(Items from a data source)

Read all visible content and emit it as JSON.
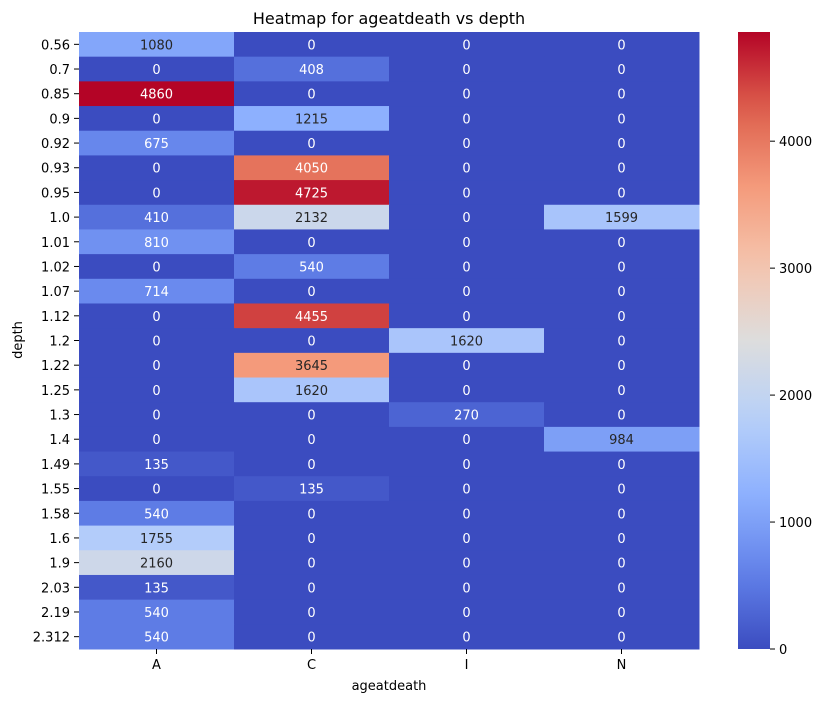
{
  "chart_data": {
    "type": "heatmap",
    "title": "Heatmap for ageatdeath vs depth",
    "xlabel": "ageatdeath",
    "ylabel": "depth",
    "x_categories": [
      "A",
      "C",
      "I",
      "N"
    ],
    "y_categories": [
      "0.56",
      "0.7",
      "0.85",
      "0.9",
      "0.92",
      "0.93",
      "0.95",
      "1.0",
      "1.01",
      "1.02",
      "1.07",
      "1.12",
      "1.2",
      "1.22",
      "1.25",
      "1.3",
      "1.4",
      "1.49",
      "1.55",
      "1.58",
      "1.6",
      "1.9",
      "2.03",
      "2.19",
      "2.312"
    ],
    "values": [
      [
        1080,
        0,
        0,
        0
      ],
      [
        0,
        408,
        0,
        0
      ],
      [
        4860,
        0,
        0,
        0
      ],
      [
        0,
        1215,
        0,
        0
      ],
      [
        675,
        0,
        0,
        0
      ],
      [
        0,
        4050,
        0,
        0
      ],
      [
        0,
        4725,
        0,
        0
      ],
      [
        410,
        2132,
        0,
        1599
      ],
      [
        810,
        0,
        0,
        0
      ],
      [
        0,
        540,
        0,
        0
      ],
      [
        714,
        0,
        0,
        0
      ],
      [
        0,
        4455,
        0,
        0
      ],
      [
        0,
        0,
        1620,
        0
      ],
      [
        0,
        3645,
        0,
        0
      ],
      [
        0,
        1620,
        0,
        0
      ],
      [
        0,
        0,
        270,
        0
      ],
      [
        0,
        0,
        0,
        984
      ],
      [
        135,
        0,
        0,
        0
      ],
      [
        0,
        135,
        0,
        0
      ],
      [
        540,
        0,
        0,
        0
      ],
      [
        1755,
        0,
        0,
        0
      ],
      [
        2160,
        0,
        0,
        0
      ],
      [
        135,
        0,
        0,
        0
      ],
      [
        540,
        0,
        0,
        0
      ],
      [
        540,
        0,
        0,
        0
      ]
    ],
    "colormap": "coolwarm",
    "vmin": 0,
    "vmax": 4860,
    "colorbar_ticks": [
      0,
      1000,
      2000,
      3000,
      4000
    ],
    "annotated": true
  }
}
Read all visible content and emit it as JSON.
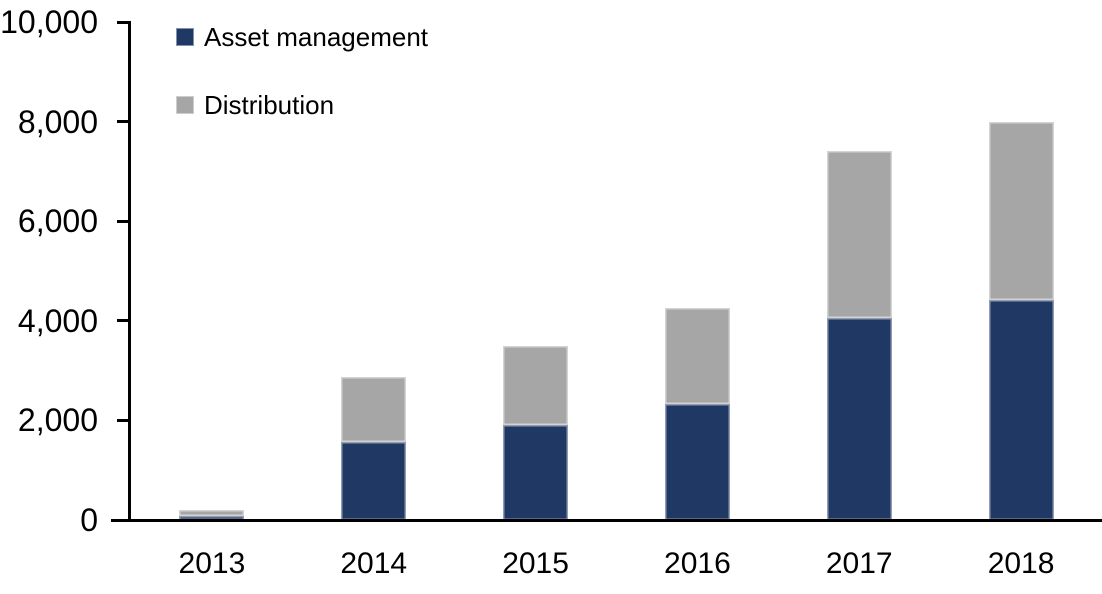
{
  "chart_data": {
    "type": "bar",
    "stacked": true,
    "title": "",
    "categories": [
      "2013",
      "2014",
      "2015",
      "2016",
      "2017",
      "2018"
    ],
    "series": [
      {
        "name": "Asset management",
        "color": "#1F3864",
        "values": [
          90,
          1560,
          1900,
          2320,
          4050,
          4420
        ]
      },
      {
        "name": "Distribution",
        "color": "#A6A6A6",
        "values": [
          110,
          1310,
          1600,
          1940,
          3350,
          3580
        ]
      }
    ],
    "totals": [
      200,
      2870,
      3500,
      4260,
      7400,
      8000
    ],
    "xlabel": "",
    "ylabel": "",
    "ylim": [
      0,
      10000
    ],
    "y_ticks": [
      0,
      2000,
      4000,
      6000,
      8000,
      10000
    ],
    "y_tick_labels": [
      "0",
      "2,000",
      "4,000",
      "6,000",
      "8,000",
      "10,000"
    ],
    "grid": "off",
    "legend_position": "top-left",
    "axis_color": "#000000",
    "background_color": "#FFFFFF"
  }
}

- [What is being asked]: Take the listing above and print it exactly, apart from the pictures.

- [Final result]:
Read all visible content and emit it as JSON.
{
  "chart_data": {
    "type": "heatmap",
    "title": "Heatmap for ageatdeath vs depth",
    "xlabel": "ageatdeath",
    "ylabel": "depth",
    "x_categories": [
      "A",
      "C",
      "I",
      "N"
    ],
    "y_categories": [
      "0.56",
      "0.7",
      "0.85",
      "0.9",
      "0.92",
      "0.93",
      "0.95",
      "1.0",
      "1.01",
      "1.02",
      "1.07",
      "1.12",
      "1.2",
      "1.22",
      "1.25",
      "1.3",
      "1.4",
      "1.49",
      "1.55",
      "1.58",
      "1.6",
      "1.9",
      "2.03",
      "2.19",
      "2.312"
    ],
    "values": [
      [
        1080,
        0,
        0,
        0
      ],
      [
        0,
        408,
        0,
        0
      ],
      [
        4860,
        0,
        0,
        0
      ],
      [
        0,
        1215,
        0,
        0
      ],
      [
        675,
        0,
        0,
        0
      ],
      [
        0,
        4050,
        0,
        0
      ],
      [
        0,
        4725,
        0,
        0
      ],
      [
        410,
        2132,
        0,
        1599
      ],
      [
        810,
        0,
        0,
        0
      ],
      [
        0,
        540,
        0,
        0
      ],
      [
        714,
        0,
        0,
        0
      ],
      [
        0,
        4455,
        0,
        0
      ],
      [
        0,
        0,
        1620,
        0
      ],
      [
        0,
        3645,
        0,
        0
      ],
      [
        0,
        1620,
        0,
        0
      ],
      [
        0,
        0,
        270,
        0
      ],
      [
        0,
        0,
        0,
        984
      ],
      [
        135,
        0,
        0,
        0
      ],
      [
        0,
        135,
        0,
        0
      ],
      [
        540,
        0,
        0,
        0
      ],
      [
        1755,
        0,
        0,
        0
      ],
      [
        2160,
        0,
        0,
        0
      ],
      [
        135,
        0,
        0,
        0
      ],
      [
        540,
        0,
        0,
        0
      ],
      [
        540,
        0,
        0,
        0
      ]
    ],
    "colormap": "coolwarm",
    "vmin": 0,
    "vmax": 4860,
    "colorbar_ticks": [
      0,
      1000,
      2000,
      3000,
      4000
    ],
    "annotated": true
  }
}
Read all visible content and emit it as JSON.
{
  "chart_data": {
    "type": "bar",
    "stacked": true,
    "title": "",
    "categories": [
      "2013",
      "2014",
      "2015",
      "2016",
      "2017",
      "2018"
    ],
    "series": [
      {
        "name": "Asset management",
        "color": "#1F3864",
        "values": [
          90,
          1560,
          1900,
          2320,
          4050,
          4420
        ]
      },
      {
        "name": "Distribution",
        "color": "#A6A6A6",
        "values": [
          110,
          1310,
          1600,
          1940,
          3350,
          3580
        ]
      }
    ],
    "totals": [
      200,
      2870,
      3500,
      4260,
      7400,
      8000
    ],
    "xlabel": "",
    "ylabel": "",
    "ylim": [
      0,
      10000
    ],
    "y_ticks": [
      0,
      2000,
      4000,
      6000,
      8000,
      10000
    ],
    "y_tick_labels": [
      "0",
      "2,000",
      "4,000",
      "6,000",
      "8,000",
      "10,000"
    ],
    "grid": "off",
    "legend_position": "top-left",
    "axis_color": "#000000",
    "background_color": "#FFFFFF"
  }
}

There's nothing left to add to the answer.